> The request: Can you pull out each line of the data below that includes the word "Dataset"?

(Data items)
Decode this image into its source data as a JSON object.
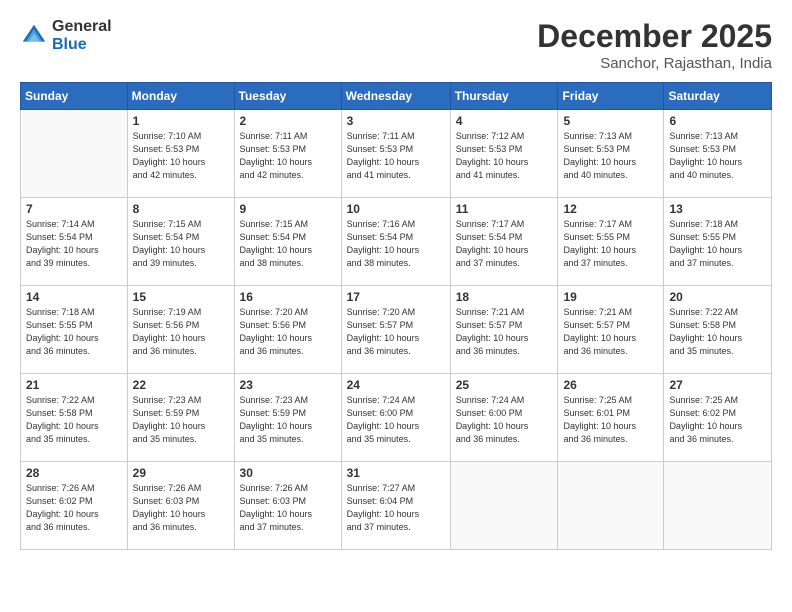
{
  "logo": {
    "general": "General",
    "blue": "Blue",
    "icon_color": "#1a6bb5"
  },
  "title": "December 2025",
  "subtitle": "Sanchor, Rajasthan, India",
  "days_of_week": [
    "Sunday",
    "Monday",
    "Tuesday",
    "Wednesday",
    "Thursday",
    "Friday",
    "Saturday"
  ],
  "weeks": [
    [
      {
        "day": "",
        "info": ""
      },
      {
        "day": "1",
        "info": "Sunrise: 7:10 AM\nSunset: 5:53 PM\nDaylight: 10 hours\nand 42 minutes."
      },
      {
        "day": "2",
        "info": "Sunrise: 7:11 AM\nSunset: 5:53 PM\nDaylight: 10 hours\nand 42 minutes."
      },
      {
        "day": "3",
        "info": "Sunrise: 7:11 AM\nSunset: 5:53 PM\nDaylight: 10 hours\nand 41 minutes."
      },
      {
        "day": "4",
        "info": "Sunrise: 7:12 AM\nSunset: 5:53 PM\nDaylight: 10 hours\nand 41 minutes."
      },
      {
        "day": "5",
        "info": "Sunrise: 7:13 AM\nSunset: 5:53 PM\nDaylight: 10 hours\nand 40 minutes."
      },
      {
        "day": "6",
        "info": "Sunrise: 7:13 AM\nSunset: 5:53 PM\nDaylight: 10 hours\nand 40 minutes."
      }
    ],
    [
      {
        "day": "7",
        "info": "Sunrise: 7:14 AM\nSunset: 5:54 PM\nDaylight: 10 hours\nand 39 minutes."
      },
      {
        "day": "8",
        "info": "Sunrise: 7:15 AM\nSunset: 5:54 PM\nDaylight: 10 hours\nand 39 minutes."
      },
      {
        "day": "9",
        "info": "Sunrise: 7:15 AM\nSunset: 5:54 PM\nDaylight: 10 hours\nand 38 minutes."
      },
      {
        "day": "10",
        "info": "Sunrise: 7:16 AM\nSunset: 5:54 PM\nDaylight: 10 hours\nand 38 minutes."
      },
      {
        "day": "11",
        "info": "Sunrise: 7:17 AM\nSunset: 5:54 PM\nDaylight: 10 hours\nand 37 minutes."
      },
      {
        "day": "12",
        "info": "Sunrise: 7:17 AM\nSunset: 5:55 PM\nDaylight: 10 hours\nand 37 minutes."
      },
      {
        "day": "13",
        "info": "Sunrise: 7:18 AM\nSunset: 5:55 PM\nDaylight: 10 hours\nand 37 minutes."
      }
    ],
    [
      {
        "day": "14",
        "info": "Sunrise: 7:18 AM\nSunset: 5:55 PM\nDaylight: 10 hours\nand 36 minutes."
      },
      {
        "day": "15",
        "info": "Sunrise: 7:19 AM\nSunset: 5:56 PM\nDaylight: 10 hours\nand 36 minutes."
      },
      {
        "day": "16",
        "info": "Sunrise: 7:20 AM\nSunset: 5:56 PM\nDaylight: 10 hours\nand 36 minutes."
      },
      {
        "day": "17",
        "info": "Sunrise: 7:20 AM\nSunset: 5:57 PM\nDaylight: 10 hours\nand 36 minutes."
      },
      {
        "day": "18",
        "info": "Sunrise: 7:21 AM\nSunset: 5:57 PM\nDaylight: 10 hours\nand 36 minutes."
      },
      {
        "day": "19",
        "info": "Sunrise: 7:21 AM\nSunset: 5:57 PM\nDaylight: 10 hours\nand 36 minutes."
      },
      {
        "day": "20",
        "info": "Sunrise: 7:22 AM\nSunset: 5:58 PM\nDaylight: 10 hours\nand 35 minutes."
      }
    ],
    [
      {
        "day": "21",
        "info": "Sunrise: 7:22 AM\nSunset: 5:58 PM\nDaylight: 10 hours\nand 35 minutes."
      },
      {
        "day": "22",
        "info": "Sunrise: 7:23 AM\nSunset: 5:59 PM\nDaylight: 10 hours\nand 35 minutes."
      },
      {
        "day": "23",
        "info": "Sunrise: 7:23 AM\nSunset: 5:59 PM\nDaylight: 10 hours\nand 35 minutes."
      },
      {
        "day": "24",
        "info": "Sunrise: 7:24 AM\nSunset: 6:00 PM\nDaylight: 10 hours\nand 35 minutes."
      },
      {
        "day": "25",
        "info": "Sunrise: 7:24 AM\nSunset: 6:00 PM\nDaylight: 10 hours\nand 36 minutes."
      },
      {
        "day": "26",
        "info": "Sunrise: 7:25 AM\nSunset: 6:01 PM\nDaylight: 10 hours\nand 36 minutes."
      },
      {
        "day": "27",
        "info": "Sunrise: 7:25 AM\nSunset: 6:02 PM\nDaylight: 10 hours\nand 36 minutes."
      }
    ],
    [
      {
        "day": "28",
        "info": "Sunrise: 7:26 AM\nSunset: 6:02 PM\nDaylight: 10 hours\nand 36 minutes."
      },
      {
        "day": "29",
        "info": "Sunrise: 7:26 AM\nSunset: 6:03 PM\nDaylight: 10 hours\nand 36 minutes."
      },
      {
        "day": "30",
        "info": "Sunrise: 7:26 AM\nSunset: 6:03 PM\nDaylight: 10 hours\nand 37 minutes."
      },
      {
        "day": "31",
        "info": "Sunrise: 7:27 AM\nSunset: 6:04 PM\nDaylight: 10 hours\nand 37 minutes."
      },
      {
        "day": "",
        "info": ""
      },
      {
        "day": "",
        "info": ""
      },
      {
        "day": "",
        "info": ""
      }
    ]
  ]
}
---
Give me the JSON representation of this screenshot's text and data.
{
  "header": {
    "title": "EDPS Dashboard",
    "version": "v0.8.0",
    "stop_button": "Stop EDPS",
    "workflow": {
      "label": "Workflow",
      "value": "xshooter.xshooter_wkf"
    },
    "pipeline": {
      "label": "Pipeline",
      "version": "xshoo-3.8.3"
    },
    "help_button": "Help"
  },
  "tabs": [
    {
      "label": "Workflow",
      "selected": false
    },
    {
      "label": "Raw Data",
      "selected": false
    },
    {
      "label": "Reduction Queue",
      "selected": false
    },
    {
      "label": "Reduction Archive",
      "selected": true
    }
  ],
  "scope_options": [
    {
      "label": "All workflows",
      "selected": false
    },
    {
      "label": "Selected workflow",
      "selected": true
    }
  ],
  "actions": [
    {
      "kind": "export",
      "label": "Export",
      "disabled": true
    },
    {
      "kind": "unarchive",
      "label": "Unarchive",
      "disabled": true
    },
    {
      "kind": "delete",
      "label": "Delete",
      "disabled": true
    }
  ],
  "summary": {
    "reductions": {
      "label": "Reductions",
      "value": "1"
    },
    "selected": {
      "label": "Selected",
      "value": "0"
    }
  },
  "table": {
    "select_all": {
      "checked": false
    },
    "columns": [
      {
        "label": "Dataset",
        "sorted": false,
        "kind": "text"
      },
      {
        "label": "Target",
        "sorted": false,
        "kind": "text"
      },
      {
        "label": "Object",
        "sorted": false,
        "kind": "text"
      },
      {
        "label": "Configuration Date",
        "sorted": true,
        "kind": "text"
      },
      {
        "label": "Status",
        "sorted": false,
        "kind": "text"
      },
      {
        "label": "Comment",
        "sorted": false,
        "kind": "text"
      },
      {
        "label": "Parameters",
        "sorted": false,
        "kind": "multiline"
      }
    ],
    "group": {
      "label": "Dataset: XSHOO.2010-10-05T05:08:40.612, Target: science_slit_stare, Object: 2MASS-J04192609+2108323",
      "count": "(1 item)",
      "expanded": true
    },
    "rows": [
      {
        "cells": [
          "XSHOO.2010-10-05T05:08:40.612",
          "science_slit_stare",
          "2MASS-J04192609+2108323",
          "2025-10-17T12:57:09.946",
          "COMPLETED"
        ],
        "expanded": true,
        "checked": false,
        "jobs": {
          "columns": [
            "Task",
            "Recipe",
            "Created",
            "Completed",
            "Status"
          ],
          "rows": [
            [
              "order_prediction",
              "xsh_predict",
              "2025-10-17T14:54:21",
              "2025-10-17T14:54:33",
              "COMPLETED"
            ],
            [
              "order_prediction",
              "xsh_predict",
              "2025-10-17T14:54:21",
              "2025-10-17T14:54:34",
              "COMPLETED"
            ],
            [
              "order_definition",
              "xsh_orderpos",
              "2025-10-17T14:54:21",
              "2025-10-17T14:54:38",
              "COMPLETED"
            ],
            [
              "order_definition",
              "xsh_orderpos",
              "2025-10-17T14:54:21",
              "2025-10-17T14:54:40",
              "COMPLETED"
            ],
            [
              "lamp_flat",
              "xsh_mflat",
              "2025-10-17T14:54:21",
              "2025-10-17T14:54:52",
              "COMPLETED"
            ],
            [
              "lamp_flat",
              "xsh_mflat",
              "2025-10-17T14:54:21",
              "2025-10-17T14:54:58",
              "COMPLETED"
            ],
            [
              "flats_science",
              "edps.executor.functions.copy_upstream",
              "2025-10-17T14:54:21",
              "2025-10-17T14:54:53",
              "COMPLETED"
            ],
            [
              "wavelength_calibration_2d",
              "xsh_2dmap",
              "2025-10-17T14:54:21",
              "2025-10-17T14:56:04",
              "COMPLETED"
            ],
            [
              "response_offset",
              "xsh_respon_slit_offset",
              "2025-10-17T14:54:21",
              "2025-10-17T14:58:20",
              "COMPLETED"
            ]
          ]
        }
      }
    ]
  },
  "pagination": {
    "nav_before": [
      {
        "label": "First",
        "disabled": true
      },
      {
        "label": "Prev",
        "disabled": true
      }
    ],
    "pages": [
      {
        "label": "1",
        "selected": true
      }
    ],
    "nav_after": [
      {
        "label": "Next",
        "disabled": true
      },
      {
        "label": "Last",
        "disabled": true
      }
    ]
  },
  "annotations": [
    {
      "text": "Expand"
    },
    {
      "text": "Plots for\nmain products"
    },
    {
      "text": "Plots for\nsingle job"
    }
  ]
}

> Result for this exercise:
        "label": "Dataset",
      "label": "Dataset: XSHOO.2010-10-05T05:08:40.612, Target: science_slit_stare, Object: 2MASS-J04192609+2108323",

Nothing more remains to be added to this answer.